#### MATERIAL SHOWN ####
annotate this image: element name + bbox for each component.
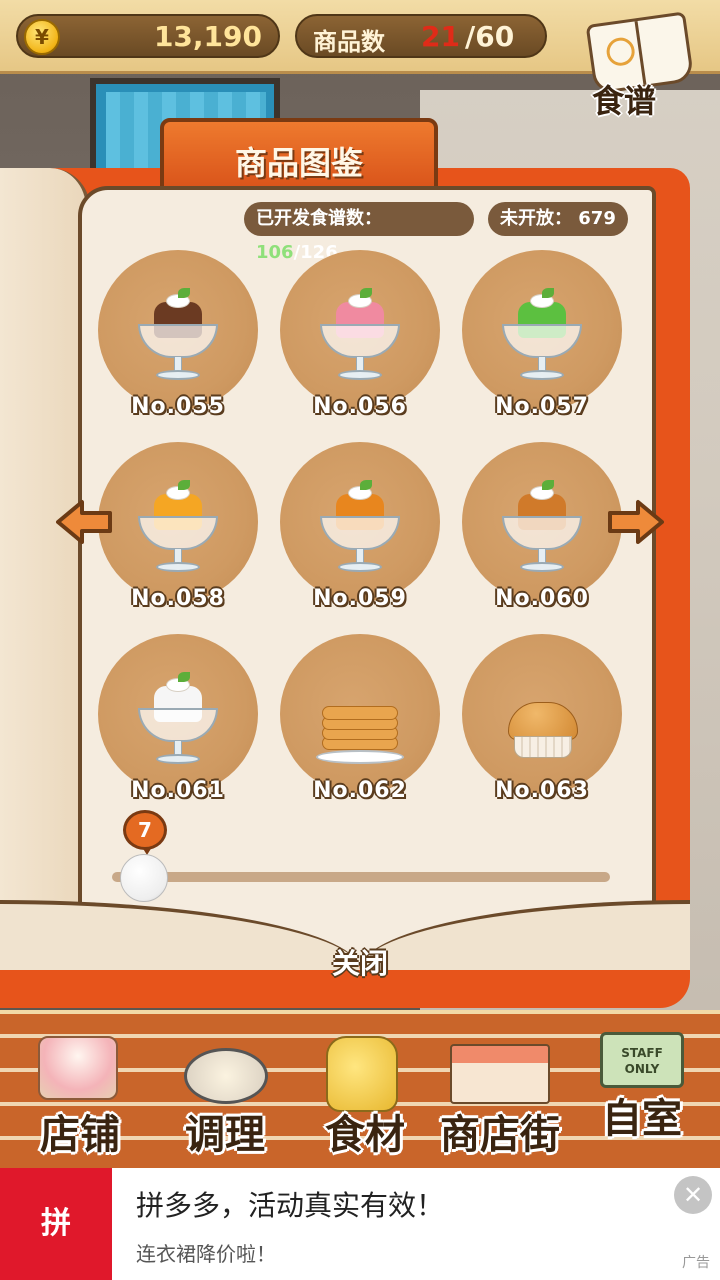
muffin-icon (508, 702, 578, 762)
item-number: No.060 (495, 586, 589, 611)
close-button[interactable]: 关闭 (300, 942, 420, 986)
arrow-left-icon (56, 500, 112, 544)
ad-title: 拼多多，活动真实有效！ (136, 1189, 445, 1222)
item-number: No.063 (495, 778, 589, 803)
pudding-cup-icon (138, 480, 218, 576)
pudding-cup-icon (320, 288, 400, 384)
nav-shopping-street[interactable]: 商店街 (430, 1014, 570, 1174)
recipe-button[interactable]: 食谱 (582, 11, 700, 120)
pudding-cup-icon (502, 288, 582, 384)
staff-only-sign-icon: STAFF ONLY (600, 1032, 684, 1088)
bottom-nav: 店铺 调理 食材 商店街 STAFF ONLY 自室 (0, 1010, 720, 1170)
nav-ingredients[interactable]: 食材 (310, 1014, 420, 1174)
pudding-cup-icon (320, 480, 400, 576)
ad-close-button[interactable]: ✕ (674, 1176, 712, 1214)
unopened-badge: 未开放： 679 (488, 202, 628, 236)
book-title-tab: 商品图鉴 (160, 118, 438, 194)
nav-my-room[interactable]: STAFF ONLY 自室 (586, 1014, 698, 1174)
developed-recipes-badge: 已开发食谱数：106/126 (244, 202, 474, 263)
catalog-item[interactable]: No.060 (460, 442, 624, 622)
catalog-item[interactable]: No.056 (278, 250, 442, 430)
pancake-icon (316, 696, 404, 766)
item-count-label: 商品数 (313, 28, 385, 56)
item-number: No.057 (495, 394, 589, 419)
nav-cooking[interactable]: 调理 (160, 1014, 290, 1174)
item-count-current: 21 (421, 20, 460, 53)
money-value: 13,190 (153, 20, 262, 53)
catalog-item[interactable]: No.058 (96, 442, 260, 622)
item-number: No.058 (131, 586, 225, 611)
catalog-item[interactable]: No.061 (96, 634, 260, 814)
catalog-item[interactable]: No.059 (278, 442, 442, 622)
money-display: ¥ 13,190 (16, 14, 280, 58)
item-number: No.059 (313, 586, 407, 611)
storefront-icon (450, 1044, 550, 1104)
ad-banner[interactable]: 拼 拼多多，活动真实有效！ 连衣裙降价啦！ 广告 (0, 1168, 720, 1280)
nav-cooking-label: 调理 (185, 1112, 265, 1158)
book-title: 商品图鉴 (234, 144, 363, 182)
nav-shop-label: 店铺 (40, 1112, 120, 1158)
pudding-cup-icon (138, 288, 218, 384)
item-number: No.061 (131, 778, 225, 803)
flour-sack-icon (326, 1036, 398, 1112)
arrow-right-icon (608, 500, 664, 544)
catalog-item[interactable]: No.055 (96, 250, 260, 430)
whisk-bowl-icon (184, 1048, 268, 1104)
nav-my-room-label: 自室 (602, 1096, 682, 1142)
cake-icon (38, 1036, 118, 1100)
pudding-cup-icon (138, 672, 218, 768)
ad-tag: 广告 (682, 1255, 710, 1271)
item-count-max: /60 (465, 20, 515, 53)
catalog-item[interactable]: No.057 (460, 250, 624, 430)
ad-logo: 拼 (0, 1168, 112, 1280)
item-number: No.062 (313, 778, 407, 803)
developed-label: 已开发食谱数： (256, 208, 382, 229)
item-number: No.055 (131, 394, 225, 419)
nav-shop[interactable]: 店铺 (20, 1014, 140, 1174)
next-page-button[interactable] (606, 498, 664, 546)
item-count-display: 商品数 21 /60 (295, 14, 547, 58)
nav-shopping-street-label: 商店街 (440, 1112, 560, 1158)
page-number-bubble: 7 (123, 810, 167, 855)
catalog-item[interactable]: No.063 (460, 634, 624, 814)
ad-subtitle: 连衣裙降价啦！ (136, 1242, 276, 1266)
prev-page-button[interactable] (56, 498, 114, 546)
item-number: No.056 (313, 394, 407, 419)
catalog-item[interactable]: No.062 (278, 634, 442, 814)
book-left-page (0, 168, 90, 968)
recipe-label: 食谱 (592, 82, 657, 120)
pudding-cup-icon (502, 480, 582, 576)
coin-icon: ¥ (24, 19, 60, 55)
nav-ingredients-label: 食材 (325, 1112, 405, 1158)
####
JOB:
Please put every line of the items above into a numbered list, dropping any blank lines and leaving the pictures out.

ANSWER FOR THIS EXERCISE:
1. annotate this image: element name + bbox for each component.
2. muffin-icon (508, 702, 578, 762)
3. item-number: No.060 (495, 586, 589, 611)
4. close-button[interactable]: 关闭 (300, 942, 420, 986)
5. arrow-left-icon (56, 500, 112, 544)
6. ad-title: 拼多多，活动真实有效！ (136, 1189, 445, 1222)
7. item-number: No.063 (495, 778, 589, 803)
8. pudding-cup-icon (138, 480, 218, 576)
9. pudding-cup-icon (320, 288, 400, 384)
10. nav-shopping-street[interactable]: 商店街 (430, 1014, 570, 1174)
11. recipe-button[interactable]: 食谱 (582, 11, 700, 120)
12. pudding-cup-icon (502, 288, 582, 384)
13. staff-only-sign-icon: STAFF ONLY (600, 1032, 684, 1088)
14. bottom-nav: 店铺 调理 食材 商店街 STAFF ONLY 自室 (0, 1010, 720, 1170)
15. nav-ingredients[interactable]: 食材 (310, 1014, 420, 1174)
16. pudding-cup-icon (320, 480, 400, 576)
17. ad-close-button[interactable]: ✕ (674, 1176, 712, 1214)
18. unopened-badge: 未开放： 679 (488, 202, 628, 236)
19. book-title-tab: 商品图鉴 (160, 118, 438, 194)
20. nav-my-room[interactable]: STAFF ONLY 自室 (586, 1014, 698, 1174)
21. developed-recipes-badge: 已开发食谱数：106/126 (244, 202, 474, 263)
22. catalog-item[interactable]: No.060 (460, 442, 624, 622)
23. catalog-item[interactable]: No.056 (278, 250, 442, 430)
24. pancake-icon (316, 696, 404, 766)
25. item-count-label: 商品数 (313, 28, 385, 56)
26. item-number: No.057 (495, 394, 589, 419)
27. nav-cooking[interactable]: 调理 (160, 1014, 290, 1174)
28. item-count-current: 21 (421, 20, 460, 53)
29. money-value: 13,190 (153, 20, 262, 53)
30. catalog-item[interactable]: No.058 (96, 442, 260, 622)
31. item-number: No.058 (131, 586, 225, 611)
32. catalog-item[interactable]: No.061 (96, 634, 260, 814)
33. catalog-item[interactable]: No.059 (278, 442, 442, 622)
34. money-display: ¥ 13,190 (16, 14, 280, 58)
35. item-number: No.059 (313, 586, 407, 611)
36. storefront-icon (450, 1044, 550, 1104)
37. ad-banner[interactable]: 拼 拼多多，活动真实有效！ 连衣裙降价啦！ 广告 (0, 1168, 720, 1280)
38. nav-cooking-label: 调理 (185, 1112, 265, 1158)
39. book-title: 商品图鉴 (234, 144, 363, 182)
40. nav-shop-label: 店铺 (40, 1112, 120, 1158)
41. pudding-cup-icon (138, 288, 218, 384)
42. item-number: No.061 (131, 778, 225, 803)
43. flour-sack-icon (326, 1036, 398, 1112)
44. arrow-right-icon (608, 500, 664, 544)
45. catalog-item[interactable]: No.055 (96, 250, 260, 430)
46. whisk-bowl-icon (184, 1048, 268, 1104)
47. nav-my-room-label: 自室 (602, 1096, 682, 1142)
48. cake-icon (38, 1036, 118, 1100)
49. pudding-cup-icon (138, 672, 218, 768)
50. ad-tag: 广告 (682, 1255, 710, 1271)
51. item-count-max: /60 (465, 20, 515, 53)
52. catalog-item[interactable]: No.057 (460, 250, 624, 430)
53. ad-logo: 拼 (0, 1168, 112, 1280)
54. item-number: No.062 (313, 778, 407, 803)
55. developed-label: 已开发食谱数： (256, 208, 382, 229)
56. item-number: No.055 (131, 394, 225, 419)
57. nav-shop[interactable]: 店铺 (20, 1014, 140, 1174)
58. next-page-button[interactable] (606, 498, 664, 546)
59. item-count-display: 商品数 21 /60 (295, 14, 547, 58)
60. nav-shopping-street-label: 商店街 (440, 1112, 560, 1158)
61. page-number-bubble: 7 (123, 810, 167, 855)
62. catalog-item[interactable]: No.063 (460, 634, 624, 814)
63. ad-subtitle: 连衣裙降价啦！ (136, 1242, 276, 1266)
64. prev-page-button[interactable] (56, 498, 114, 546)
65. item-number: No.056 (313, 394, 407, 419)
66. catalog-item[interactable]: No.062 (278, 634, 442, 814)
67. book-left-page (0, 168, 90, 968)
68. recipe-label: 食谱 (592, 82, 657, 120)
69. pudding-cup-icon (502, 480, 582, 576)
70. coin-icon: ¥ (24, 19, 60, 55)
71. nav-ingredients-label: 食材 (325, 1112, 405, 1158)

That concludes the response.